SHORT EXERCISE —
Repeat, line for line, the entries printed below.

☆ ☆ ☆

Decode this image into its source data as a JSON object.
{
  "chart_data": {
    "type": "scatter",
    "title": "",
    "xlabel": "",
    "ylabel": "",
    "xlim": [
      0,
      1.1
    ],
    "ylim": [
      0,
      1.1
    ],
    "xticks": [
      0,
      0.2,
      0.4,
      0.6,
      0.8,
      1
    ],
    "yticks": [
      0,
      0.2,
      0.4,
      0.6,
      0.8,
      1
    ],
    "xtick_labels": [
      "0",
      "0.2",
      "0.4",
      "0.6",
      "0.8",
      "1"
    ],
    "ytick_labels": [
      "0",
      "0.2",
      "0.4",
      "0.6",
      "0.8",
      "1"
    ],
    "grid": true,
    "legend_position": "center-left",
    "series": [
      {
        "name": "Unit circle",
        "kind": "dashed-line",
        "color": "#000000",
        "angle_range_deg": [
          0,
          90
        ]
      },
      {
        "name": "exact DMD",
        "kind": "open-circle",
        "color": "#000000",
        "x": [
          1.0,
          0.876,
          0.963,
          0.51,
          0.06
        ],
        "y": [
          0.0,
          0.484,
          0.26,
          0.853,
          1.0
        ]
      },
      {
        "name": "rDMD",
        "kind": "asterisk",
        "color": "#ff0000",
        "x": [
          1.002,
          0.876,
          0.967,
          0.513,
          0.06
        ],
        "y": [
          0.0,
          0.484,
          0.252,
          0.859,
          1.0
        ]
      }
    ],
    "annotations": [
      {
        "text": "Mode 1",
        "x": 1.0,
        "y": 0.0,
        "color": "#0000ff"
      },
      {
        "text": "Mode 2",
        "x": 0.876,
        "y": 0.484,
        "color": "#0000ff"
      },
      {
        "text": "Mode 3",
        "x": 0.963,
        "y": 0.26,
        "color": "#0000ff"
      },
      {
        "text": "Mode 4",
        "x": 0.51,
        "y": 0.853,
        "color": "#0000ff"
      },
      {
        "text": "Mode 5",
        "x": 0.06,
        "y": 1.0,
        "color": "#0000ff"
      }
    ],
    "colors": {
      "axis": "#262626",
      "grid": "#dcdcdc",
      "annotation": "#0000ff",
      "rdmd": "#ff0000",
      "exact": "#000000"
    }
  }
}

☆ ☆ ☆

WRITTEN ANSWER —
Decode this image into its source data as a JSON object.
{
  "chart_data": {
    "type": "scatter",
    "title": "",
    "xlabel": "",
    "ylabel": "",
    "xlim": [
      0,
      1.1
    ],
    "ylim": [
      0,
      1.1
    ],
    "xticks": [
      0,
      0.2,
      0.4,
      0.6,
      0.8,
      1
    ],
    "yticks": [
      0,
      0.2,
      0.4,
      0.6,
      0.8,
      1
    ],
    "xtick_labels": [
      "0",
      "0.2",
      "0.4",
      "0.6",
      "0.8",
      "1"
    ],
    "ytick_labels": [
      "0",
      "0.2",
      "0.4",
      "0.6",
      "0.8",
      "1"
    ],
    "grid": true,
    "legend_position": "center-left",
    "series": [
      {
        "name": "Unit circle",
        "kind": "dashed-line",
        "color": "#000000",
        "angle_range_deg": [
          0,
          90
        ]
      },
      {
        "name": "exact DMD",
        "kind": "open-circle",
        "color": "#000000",
        "x": [
          1.0,
          0.876,
          0.963,
          0.51,
          0.06
        ],
        "y": [
          0.0,
          0.484,
          0.26,
          0.853,
          1.0
        ]
      },
      {
        "name": "rDMD",
        "kind": "asterisk",
        "color": "#ff0000",
        "x": [
          1.002,
          0.876,
          0.967,
          0.513,
          0.06
        ],
        "y": [
          0.0,
          0.484,
          0.252,
          0.859,
          1.0
        ]
      }
    ],
    "annotations": [
      {
        "text": "Mode 1",
        "x": 1.0,
        "y": 0.0,
        "color": "#0000ff"
      },
      {
        "text": "Mode 2",
        "x": 0.876,
        "y": 0.484,
        "color": "#0000ff"
      },
      {
        "text": "Mode 3",
        "x": 0.963,
        "y": 0.26,
        "color": "#0000ff"
      },
      {
        "text": "Mode 4",
        "x": 0.51,
        "y": 0.853,
        "color": "#0000ff"
      },
      {
        "text": "Mode 5",
        "x": 0.06,
        "y": 1.0,
        "color": "#0000ff"
      }
    ],
    "colors": {
      "axis": "#262626",
      "grid": "#dcdcdc",
      "annotation": "#0000ff",
      "rdmd": "#ff0000",
      "exact": "#000000"
    }
  }
}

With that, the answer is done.